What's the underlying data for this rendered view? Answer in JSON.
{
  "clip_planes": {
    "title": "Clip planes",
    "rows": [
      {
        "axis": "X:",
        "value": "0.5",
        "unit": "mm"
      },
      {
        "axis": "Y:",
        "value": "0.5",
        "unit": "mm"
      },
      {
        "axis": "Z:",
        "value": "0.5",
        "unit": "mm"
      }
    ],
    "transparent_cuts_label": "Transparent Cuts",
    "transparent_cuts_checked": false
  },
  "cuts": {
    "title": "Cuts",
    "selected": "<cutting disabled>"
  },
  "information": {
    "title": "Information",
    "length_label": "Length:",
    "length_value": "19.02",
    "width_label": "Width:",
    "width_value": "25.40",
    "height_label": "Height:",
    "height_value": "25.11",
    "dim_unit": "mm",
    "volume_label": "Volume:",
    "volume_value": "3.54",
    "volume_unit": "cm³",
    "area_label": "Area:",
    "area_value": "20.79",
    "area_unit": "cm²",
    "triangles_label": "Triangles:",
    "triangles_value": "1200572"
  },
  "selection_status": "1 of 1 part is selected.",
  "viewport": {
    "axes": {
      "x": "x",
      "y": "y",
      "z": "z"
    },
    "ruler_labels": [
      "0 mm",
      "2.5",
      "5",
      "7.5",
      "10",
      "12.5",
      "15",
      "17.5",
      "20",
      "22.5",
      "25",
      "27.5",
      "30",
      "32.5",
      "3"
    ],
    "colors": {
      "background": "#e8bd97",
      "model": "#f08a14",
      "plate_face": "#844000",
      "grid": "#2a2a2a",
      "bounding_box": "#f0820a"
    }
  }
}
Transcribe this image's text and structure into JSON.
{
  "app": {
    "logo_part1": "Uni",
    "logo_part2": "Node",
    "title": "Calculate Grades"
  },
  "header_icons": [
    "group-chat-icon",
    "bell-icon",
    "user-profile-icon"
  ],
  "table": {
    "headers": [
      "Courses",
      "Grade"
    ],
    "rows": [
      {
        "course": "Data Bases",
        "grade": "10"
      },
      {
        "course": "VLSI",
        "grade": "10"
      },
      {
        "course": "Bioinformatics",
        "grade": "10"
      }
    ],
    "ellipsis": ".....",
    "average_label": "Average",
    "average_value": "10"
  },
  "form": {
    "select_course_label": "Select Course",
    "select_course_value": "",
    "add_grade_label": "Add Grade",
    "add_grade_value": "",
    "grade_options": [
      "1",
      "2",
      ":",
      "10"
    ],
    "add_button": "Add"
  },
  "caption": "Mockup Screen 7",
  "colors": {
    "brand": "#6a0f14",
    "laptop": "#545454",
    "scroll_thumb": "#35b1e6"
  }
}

• • • • • • •

Direction
Reproduce all of the material above word for word.

Result for this exercise
What's the underlying data for this rendered view? Answer in JSON.
{
  "clip_planes": {
    "title": "Clip planes",
    "rows": [
      {
        "axis": "X:",
        "value": "0.5",
        "unit": "mm"
      },
      {
        "axis": "Y:",
        "value": "0.5",
        "unit": "mm"
      },
      {
        "axis": "Z:",
        "value": "0.5",
        "unit": "mm"
      }
    ],
    "transparent_cuts_label": "Transparent Cuts",
    "transparent_cuts_checked": false
  },
  "cuts": {
    "title": "Cuts",
    "selected": "<cutting disabled>"
  },
  "information": {
    "title": "Information",
    "length_label": "Length:",
    "length_value": "19.02",
    "width_label": "Width:",
    "width_value": "25.40",
    "height_label": "Height:",
    "height_value": "25.11",
    "dim_unit": "mm",
    "volume_label": "Volume:",
    "volume_value": "3.54",
    "volume_unit": "cm³",
    "area_label": "Area:",
    "area_value": "20.79",
    "area_unit": "cm²",
    "triangles_label": "Triangles:",
    "triangles_value": "1200572"
  },
  "selection_status": "1 of 1 part is selected.",
  "viewport": {
    "axes": {
      "x": "x",
      "y": "y",
      "z": "z"
    },
    "ruler_labels": [
      "0 mm",
      "2.5",
      "5",
      "7.5",
      "10",
      "12.5",
      "15",
      "17.5",
      "20",
      "22.5",
      "25",
      "27.5",
      "30",
      "32.5",
      "3"
    ],
    "colors": {
      "background": "#e8bd97",
      "model": "#f08a14",
      "plate_face": "#844000",
      "grid": "#2a2a2a",
      "bounding_box": "#f0820a"
    }
  }
}
Transcribe this image's text and structure into JSON.
{
  "app": {
    "logo_part1": "Uni",
    "logo_part2": "Node",
    "title": "Calculate Grades"
  },
  "header_icons": [
    "group-chat-icon",
    "bell-icon",
    "user-profile-icon"
  ],
  "table": {
    "headers": [
      "Courses",
      "Grade"
    ],
    "rows": [
      {
        "course": "Data Bases",
        "grade": "10"
      },
      {
        "course": "VLSI",
        "grade": "10"
      },
      {
        "course": "Bioinformatics",
        "grade": "10"
      }
    ],
    "ellipsis": ".....",
    "average_label": "Average",
    "average_value": "10"
  },
  "form": {
    "select_course_label": "Select Course",
    "select_course_value": "",
    "add_grade_label": "Add Grade",
    "add_grade_value": "",
    "grade_options": [
      "1",
      "2",
      ":",
      "10"
    ],
    "add_button": "Add"
  },
  "caption": "Mockup Screen 7",
  "colors": {
    "brand": "#6a0f14",
    "laptop": "#545454",
    "scroll_thumb": "#35b1e6"
  }
}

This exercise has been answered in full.